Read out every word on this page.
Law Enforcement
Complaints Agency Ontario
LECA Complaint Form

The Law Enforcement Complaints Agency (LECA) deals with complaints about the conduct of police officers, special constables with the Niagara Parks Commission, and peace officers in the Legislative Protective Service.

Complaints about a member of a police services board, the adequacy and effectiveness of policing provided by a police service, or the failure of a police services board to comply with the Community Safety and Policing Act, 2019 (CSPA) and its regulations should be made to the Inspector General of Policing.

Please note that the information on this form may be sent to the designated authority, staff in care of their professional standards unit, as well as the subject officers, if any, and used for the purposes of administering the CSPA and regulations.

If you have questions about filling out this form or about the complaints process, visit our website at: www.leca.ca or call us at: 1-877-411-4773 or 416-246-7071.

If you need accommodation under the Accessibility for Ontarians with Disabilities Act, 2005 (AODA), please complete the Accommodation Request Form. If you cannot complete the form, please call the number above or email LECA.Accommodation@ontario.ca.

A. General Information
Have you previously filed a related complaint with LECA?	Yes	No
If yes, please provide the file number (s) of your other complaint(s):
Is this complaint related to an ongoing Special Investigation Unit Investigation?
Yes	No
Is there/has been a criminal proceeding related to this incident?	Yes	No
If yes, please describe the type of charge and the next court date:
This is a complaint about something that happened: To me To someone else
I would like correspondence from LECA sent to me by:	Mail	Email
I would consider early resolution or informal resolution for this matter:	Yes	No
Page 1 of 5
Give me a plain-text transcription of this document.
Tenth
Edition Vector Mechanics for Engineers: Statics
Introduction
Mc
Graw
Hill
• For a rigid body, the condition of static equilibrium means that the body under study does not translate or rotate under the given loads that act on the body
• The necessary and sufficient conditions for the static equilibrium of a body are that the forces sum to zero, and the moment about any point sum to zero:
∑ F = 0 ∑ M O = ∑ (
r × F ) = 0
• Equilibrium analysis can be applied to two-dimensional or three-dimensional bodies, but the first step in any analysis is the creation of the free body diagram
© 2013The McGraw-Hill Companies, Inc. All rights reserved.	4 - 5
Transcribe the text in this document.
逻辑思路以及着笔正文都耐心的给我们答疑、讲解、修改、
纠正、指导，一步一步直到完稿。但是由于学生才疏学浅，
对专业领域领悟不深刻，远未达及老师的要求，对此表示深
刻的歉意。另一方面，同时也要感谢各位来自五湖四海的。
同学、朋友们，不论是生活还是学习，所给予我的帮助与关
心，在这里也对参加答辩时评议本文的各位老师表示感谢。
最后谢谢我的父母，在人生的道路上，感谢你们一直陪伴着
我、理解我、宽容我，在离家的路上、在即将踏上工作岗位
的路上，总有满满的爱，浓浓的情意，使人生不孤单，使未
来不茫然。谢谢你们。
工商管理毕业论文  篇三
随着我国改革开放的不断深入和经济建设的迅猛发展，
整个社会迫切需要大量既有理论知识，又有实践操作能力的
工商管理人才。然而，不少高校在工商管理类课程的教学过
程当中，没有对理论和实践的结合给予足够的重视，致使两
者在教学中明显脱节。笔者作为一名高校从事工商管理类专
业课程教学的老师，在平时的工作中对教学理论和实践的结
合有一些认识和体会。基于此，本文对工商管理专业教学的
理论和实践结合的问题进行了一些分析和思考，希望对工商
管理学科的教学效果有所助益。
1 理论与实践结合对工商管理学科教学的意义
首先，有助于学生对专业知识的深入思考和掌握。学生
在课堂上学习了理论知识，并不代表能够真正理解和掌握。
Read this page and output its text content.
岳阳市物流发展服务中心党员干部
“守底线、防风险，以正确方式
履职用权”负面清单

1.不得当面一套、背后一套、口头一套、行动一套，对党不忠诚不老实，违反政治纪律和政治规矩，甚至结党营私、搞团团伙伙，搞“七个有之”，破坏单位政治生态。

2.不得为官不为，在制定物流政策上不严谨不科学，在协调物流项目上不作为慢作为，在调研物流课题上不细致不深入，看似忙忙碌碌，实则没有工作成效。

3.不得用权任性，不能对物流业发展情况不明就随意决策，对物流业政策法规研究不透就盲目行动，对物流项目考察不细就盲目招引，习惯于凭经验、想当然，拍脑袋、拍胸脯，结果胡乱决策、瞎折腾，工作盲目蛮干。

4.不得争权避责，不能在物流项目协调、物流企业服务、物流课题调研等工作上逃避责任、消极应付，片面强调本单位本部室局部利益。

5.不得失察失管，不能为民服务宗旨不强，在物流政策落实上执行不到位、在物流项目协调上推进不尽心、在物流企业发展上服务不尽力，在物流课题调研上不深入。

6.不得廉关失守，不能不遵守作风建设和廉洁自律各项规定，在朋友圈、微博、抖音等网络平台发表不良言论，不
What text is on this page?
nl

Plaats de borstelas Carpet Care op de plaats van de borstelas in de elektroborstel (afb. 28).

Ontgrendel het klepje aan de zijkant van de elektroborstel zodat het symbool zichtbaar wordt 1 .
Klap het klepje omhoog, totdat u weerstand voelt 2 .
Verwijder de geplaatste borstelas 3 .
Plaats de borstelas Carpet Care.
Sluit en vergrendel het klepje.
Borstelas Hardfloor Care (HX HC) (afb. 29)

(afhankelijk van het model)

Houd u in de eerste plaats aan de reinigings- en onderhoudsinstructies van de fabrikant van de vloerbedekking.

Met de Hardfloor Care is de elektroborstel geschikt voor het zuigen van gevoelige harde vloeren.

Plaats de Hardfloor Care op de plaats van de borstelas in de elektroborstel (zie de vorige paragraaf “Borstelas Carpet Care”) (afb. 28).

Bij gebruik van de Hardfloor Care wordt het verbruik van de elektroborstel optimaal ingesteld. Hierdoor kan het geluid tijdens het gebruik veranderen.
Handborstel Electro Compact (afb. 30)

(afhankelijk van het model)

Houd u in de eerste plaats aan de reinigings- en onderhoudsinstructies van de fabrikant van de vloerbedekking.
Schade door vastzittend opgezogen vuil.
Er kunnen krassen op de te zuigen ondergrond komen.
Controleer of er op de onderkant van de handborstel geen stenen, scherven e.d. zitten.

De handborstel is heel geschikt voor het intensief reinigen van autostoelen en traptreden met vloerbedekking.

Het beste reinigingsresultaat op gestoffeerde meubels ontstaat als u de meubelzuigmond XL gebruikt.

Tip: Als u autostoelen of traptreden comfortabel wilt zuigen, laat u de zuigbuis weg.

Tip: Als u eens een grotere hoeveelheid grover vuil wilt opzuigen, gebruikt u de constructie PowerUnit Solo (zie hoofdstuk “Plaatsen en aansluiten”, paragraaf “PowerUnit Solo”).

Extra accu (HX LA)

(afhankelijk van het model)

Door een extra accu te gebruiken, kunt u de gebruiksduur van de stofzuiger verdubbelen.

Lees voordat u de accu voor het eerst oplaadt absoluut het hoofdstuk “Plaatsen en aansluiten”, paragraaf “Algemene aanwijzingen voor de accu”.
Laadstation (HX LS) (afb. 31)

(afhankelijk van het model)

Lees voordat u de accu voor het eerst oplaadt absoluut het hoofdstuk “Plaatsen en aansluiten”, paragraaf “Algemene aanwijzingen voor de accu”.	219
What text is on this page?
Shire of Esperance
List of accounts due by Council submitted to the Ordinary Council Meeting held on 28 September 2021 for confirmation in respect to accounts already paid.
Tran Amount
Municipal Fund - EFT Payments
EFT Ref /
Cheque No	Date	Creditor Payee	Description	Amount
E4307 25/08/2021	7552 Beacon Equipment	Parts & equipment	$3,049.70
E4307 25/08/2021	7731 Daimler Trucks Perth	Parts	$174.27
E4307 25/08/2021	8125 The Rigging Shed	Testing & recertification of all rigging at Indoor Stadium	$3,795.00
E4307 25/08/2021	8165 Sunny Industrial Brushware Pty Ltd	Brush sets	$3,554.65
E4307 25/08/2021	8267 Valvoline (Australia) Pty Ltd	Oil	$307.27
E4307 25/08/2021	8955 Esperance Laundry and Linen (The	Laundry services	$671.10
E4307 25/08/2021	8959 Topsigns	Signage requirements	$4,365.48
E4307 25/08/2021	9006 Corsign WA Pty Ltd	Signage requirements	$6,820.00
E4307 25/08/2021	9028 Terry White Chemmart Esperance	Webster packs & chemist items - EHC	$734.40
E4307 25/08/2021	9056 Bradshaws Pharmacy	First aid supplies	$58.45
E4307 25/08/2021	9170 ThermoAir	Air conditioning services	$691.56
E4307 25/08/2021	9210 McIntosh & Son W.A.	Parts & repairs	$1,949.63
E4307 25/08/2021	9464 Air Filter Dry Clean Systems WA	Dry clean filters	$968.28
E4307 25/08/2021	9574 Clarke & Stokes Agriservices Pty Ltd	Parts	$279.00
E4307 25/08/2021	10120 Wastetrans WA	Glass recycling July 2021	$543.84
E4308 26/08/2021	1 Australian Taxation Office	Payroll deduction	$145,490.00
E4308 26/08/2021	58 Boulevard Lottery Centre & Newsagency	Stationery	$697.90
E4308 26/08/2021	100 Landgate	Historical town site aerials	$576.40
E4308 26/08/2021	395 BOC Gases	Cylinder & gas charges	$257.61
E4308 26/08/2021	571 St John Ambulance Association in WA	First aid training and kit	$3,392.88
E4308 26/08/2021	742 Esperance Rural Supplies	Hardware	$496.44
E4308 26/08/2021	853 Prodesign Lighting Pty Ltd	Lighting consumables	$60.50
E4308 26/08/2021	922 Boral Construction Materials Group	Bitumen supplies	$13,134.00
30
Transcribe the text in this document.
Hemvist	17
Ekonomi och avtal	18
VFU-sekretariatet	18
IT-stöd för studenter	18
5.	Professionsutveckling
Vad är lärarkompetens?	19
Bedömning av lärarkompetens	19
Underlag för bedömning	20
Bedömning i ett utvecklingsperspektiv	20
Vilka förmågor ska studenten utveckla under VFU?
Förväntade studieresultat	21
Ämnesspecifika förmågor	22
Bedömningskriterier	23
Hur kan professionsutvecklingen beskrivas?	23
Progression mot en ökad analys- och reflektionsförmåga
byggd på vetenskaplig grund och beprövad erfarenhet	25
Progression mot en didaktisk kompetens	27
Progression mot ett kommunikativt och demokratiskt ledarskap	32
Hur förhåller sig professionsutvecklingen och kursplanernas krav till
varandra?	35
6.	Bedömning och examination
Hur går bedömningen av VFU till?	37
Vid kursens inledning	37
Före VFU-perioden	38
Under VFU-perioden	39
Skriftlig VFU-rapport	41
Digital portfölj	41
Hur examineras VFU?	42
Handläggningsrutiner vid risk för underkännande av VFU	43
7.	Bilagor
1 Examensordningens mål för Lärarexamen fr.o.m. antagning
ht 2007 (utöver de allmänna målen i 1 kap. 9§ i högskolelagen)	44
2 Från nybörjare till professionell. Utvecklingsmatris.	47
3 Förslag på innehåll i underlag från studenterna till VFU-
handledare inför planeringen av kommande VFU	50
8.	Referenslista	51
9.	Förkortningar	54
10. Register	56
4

------------

= Stated problem =
Determine the count of lines in the data above with the string "wordt" in them, and give that count alone.

= Exercise answer =
2